▸ **Task statement**: Reproduce every one of the records below word for word, keeping each line and character unchanged.

▸ **Data entries**:
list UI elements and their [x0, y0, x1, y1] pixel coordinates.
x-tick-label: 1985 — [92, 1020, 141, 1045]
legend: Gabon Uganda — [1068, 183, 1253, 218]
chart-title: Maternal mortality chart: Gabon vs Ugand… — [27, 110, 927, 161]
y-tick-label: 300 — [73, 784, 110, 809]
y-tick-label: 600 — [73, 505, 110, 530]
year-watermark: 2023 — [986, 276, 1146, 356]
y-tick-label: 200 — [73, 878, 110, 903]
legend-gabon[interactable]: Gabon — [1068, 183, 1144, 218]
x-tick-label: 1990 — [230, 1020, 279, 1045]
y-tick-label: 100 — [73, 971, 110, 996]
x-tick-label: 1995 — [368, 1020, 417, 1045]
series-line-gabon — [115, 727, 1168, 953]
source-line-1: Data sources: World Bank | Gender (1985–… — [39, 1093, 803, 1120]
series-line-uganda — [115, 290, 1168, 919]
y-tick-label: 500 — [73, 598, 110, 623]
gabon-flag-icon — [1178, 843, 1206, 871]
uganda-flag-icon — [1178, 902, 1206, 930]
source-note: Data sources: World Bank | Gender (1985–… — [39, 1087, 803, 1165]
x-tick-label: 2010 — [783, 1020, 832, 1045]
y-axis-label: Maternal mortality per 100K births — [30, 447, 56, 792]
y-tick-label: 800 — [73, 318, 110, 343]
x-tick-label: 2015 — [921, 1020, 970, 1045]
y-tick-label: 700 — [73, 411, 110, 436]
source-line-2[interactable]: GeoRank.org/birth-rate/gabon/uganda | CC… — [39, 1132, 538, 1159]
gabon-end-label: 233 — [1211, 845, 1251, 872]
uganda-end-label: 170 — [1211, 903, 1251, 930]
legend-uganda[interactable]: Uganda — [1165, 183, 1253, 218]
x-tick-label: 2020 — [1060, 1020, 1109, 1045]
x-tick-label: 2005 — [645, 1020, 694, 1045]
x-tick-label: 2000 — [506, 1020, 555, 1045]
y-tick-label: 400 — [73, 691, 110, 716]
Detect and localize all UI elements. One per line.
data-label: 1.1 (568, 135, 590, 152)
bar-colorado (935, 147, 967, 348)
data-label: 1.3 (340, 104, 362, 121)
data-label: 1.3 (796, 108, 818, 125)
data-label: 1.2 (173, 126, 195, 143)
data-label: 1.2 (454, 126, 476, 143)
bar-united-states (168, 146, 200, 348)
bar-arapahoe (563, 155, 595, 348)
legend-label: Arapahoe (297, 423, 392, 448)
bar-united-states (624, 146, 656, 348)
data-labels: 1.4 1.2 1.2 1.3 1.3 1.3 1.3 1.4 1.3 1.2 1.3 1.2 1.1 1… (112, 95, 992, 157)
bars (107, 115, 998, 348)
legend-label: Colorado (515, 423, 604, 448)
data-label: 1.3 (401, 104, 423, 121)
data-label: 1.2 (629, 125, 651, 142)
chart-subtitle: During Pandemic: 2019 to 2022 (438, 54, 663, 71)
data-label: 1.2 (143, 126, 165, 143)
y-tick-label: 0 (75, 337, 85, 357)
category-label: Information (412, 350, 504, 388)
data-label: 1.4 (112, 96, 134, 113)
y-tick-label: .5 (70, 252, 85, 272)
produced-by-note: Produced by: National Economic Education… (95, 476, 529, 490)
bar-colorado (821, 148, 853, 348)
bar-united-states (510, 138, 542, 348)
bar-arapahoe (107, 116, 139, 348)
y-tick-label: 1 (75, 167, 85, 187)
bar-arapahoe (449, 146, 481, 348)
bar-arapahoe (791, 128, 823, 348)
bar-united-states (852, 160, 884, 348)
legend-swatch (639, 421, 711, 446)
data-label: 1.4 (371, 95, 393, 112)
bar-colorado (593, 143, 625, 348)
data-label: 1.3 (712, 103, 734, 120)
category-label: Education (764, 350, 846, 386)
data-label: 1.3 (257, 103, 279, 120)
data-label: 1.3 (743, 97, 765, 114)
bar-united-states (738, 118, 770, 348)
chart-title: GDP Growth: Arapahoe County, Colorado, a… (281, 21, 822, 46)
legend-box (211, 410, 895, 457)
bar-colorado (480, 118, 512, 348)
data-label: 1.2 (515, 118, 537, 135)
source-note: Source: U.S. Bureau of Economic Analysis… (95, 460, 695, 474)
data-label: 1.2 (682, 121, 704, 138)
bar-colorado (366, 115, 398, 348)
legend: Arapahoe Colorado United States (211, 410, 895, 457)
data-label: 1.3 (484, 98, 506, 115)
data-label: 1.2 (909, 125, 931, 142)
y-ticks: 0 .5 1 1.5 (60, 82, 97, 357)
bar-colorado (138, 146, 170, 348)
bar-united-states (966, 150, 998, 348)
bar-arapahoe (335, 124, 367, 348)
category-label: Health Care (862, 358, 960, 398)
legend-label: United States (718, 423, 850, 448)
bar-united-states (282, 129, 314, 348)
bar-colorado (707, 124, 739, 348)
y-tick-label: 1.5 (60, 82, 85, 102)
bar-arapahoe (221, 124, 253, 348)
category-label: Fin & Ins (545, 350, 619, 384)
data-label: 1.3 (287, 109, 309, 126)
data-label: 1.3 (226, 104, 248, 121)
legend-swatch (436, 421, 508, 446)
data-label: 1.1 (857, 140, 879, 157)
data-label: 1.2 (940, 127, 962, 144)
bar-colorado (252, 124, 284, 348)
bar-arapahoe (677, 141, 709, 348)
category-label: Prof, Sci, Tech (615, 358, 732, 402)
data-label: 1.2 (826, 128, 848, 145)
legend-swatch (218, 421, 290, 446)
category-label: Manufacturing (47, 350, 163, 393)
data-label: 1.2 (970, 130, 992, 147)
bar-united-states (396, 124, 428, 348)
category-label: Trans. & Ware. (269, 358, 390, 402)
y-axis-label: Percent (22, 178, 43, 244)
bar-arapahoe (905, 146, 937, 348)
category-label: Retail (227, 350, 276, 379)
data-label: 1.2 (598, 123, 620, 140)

▸ **Written solution**:
list UI elements and their [x0, y0, x1, y1] pixel coordinates.
x-tick-label: 1985 — [92, 1020, 141, 1045]
legend: Gabon Uganda — [1068, 183, 1253, 218]
chart-title: Maternal mortality chart: Gabon vs Ugand… — [27, 110, 927, 161]
y-tick-label: 300 — [73, 784, 110, 809]
y-tick-label: 600 — [73, 505, 110, 530]
year-watermark: 2023 — [986, 276, 1146, 356]
y-tick-label: 200 — [73, 878, 110, 903]
legend-gabon[interactable]: Gabon — [1068, 183, 1144, 218]
x-tick-label: 1990 — [230, 1020, 279, 1045]
y-tick-label: 100 — [73, 971, 110, 996]
x-tick-label: 1995 — [368, 1020, 417, 1045]
series-line-gabon — [115, 727, 1168, 953]
source-line-1: Data sources: World Bank | Gender (1985–… — [39, 1093, 803, 1120]
series-line-uganda — [115, 290, 1168, 919]
y-tick-label: 500 — [73, 598, 110, 623]
gabon-flag-icon — [1178, 843, 1206, 871]
uganda-flag-icon — [1178, 902, 1206, 930]
source-note: Data sources: World Bank | Gender (1985–… — [39, 1087, 803, 1165]
x-tick-label: 2010 — [783, 1020, 832, 1045]
y-axis-label: Maternal mortality per 100K births — [30, 447, 56, 792]
y-tick-label: 800 — [73, 318, 110, 343]
x-tick-label: 2015 — [921, 1020, 970, 1045]
y-tick-label: 700 — [73, 411, 110, 436]
source-line-2[interactable]: GeoRank.org/birth-rate/gabon/uganda | CC… — [39, 1132, 538, 1159]
gabon-end-label: 233 — [1211, 845, 1251, 872]
uganda-end-label: 170 — [1211, 903, 1251, 930]
legend-uganda[interactable]: Uganda — [1165, 183, 1253, 218]
x-tick-label: 2020 — [1060, 1020, 1109, 1045]
x-tick-label: 2005 — [645, 1020, 694, 1045]
x-tick-label: 2000 — [506, 1020, 555, 1045]
y-tick-label: 400 — [73, 691, 110, 716]
Detect and localize all UI elements. One per line.
data-label: 1.1 (568, 135, 590, 152)
bar-colorado (935, 147, 967, 348)
data-label: 1.3 (340, 104, 362, 121)
data-label: 1.3 (796, 108, 818, 125)
data-label: 1.2 (173, 126, 195, 143)
data-label: 1.2 (454, 126, 476, 143)
bar-united-states (168, 146, 200, 348)
bar-arapahoe (563, 155, 595, 348)
legend-label: Arapahoe (297, 423, 392, 448)
bar-united-states (624, 146, 656, 348)
data-labels: 1.4 1.2 1.2 1.3 1.3 1.3 1.3 1.4 1.3 1.2 1.3 1.2 1.1 1… (112, 95, 992, 157)
bars (107, 115, 998, 348)
legend-label: Colorado (515, 423, 604, 448)
data-label: 1.3 (401, 104, 423, 121)
data-label: 1.2 (629, 125, 651, 142)
chart-subtitle: During Pandemic: 2019 to 2022 (438, 54, 663, 71)
data-label: 1.2 (143, 126, 165, 143)
y-tick-label: 0 (75, 337, 85, 357)
category-label: Information (412, 350, 504, 388)
data-label: 1.4 (112, 96, 134, 113)
y-tick-label: .5 (70, 252, 85, 272)
produced-by-note: Produced by: National Economic Education… (95, 476, 529, 490)
bar-colorado (821, 148, 853, 348)
bar-united-states (510, 138, 542, 348)
bar-arapahoe (107, 116, 139, 348)
y-tick-label: 1 (75, 167, 85, 187)
bar-arapahoe (449, 146, 481, 348)
bar-arapahoe (791, 128, 823, 348)
bar-united-states (852, 160, 884, 348)
legend-swatch (639, 421, 711, 446)
data-label: 1.4 (371, 95, 393, 112)
bar-colorado (593, 143, 625, 348)
data-label: 1.3 (712, 103, 734, 120)
category-label: Education (764, 350, 846, 386)
data-label: 1.3 (257, 103, 279, 120)
data-label: 1.3 (743, 97, 765, 114)
bar-united-states (738, 118, 770, 348)
chart-title: GDP Growth: Arapahoe County, Colorado, a… (281, 21, 822, 46)
legend-box (211, 410, 895, 457)
bar-colorado (480, 118, 512, 348)
data-label: 1.2 (515, 118, 537, 135)
source-note: Source: U.S. Bureau of Economic Analysis… (95, 460, 695, 474)
data-label: 1.2 (682, 121, 704, 138)
bar-colorado (366, 115, 398, 348)
legend: Arapahoe Colorado United States (211, 410, 895, 457)
data-label: 1.3 (484, 98, 506, 115)
data-label: 1.2 (909, 125, 931, 142)
y-ticks: 0 .5 1 1.5 (60, 82, 97, 357)
bar-colorado (138, 146, 170, 348)
bar-united-states (966, 150, 998, 348)
bar-arapahoe (335, 124, 367, 348)
category-label: Health Care (862, 358, 960, 398)
legend-label: United States (718, 423, 850, 448)
bar-united-states (282, 129, 314, 348)
bar-colorado (707, 124, 739, 348)
y-tick-label: 1.5 (60, 82, 85, 102)
bar-arapahoe (221, 124, 253, 348)
category-label: Fin & Ins (545, 350, 619, 384)
data-label: 1.3 (287, 109, 309, 126)
data-label: 1.3 (226, 104, 248, 121)
legend-swatch (436, 421, 508, 446)
data-label: 1.1 (857, 140, 879, 157)
data-label: 1.2 (940, 127, 962, 144)
bar-colorado (252, 124, 284, 348)
bar-arapahoe (677, 141, 709, 348)
category-label: Prof, Sci, Tech (615, 358, 732, 402)
data-label: 1.2 (826, 128, 848, 145)
legend-swatch (218, 421, 290, 446)
category-label: Manufacturing (47, 350, 163, 393)
data-label: 1.2 (970, 130, 992, 147)
bar-united-states (396, 124, 428, 348)
category-label: Trans. & Ware. (269, 358, 390, 402)
y-axis-label: Percent (22, 178, 43, 244)
bar-arapahoe (905, 146, 937, 348)
category-label: Retail (227, 350, 276, 379)
data-label: 1.2 (598, 123, 620, 140)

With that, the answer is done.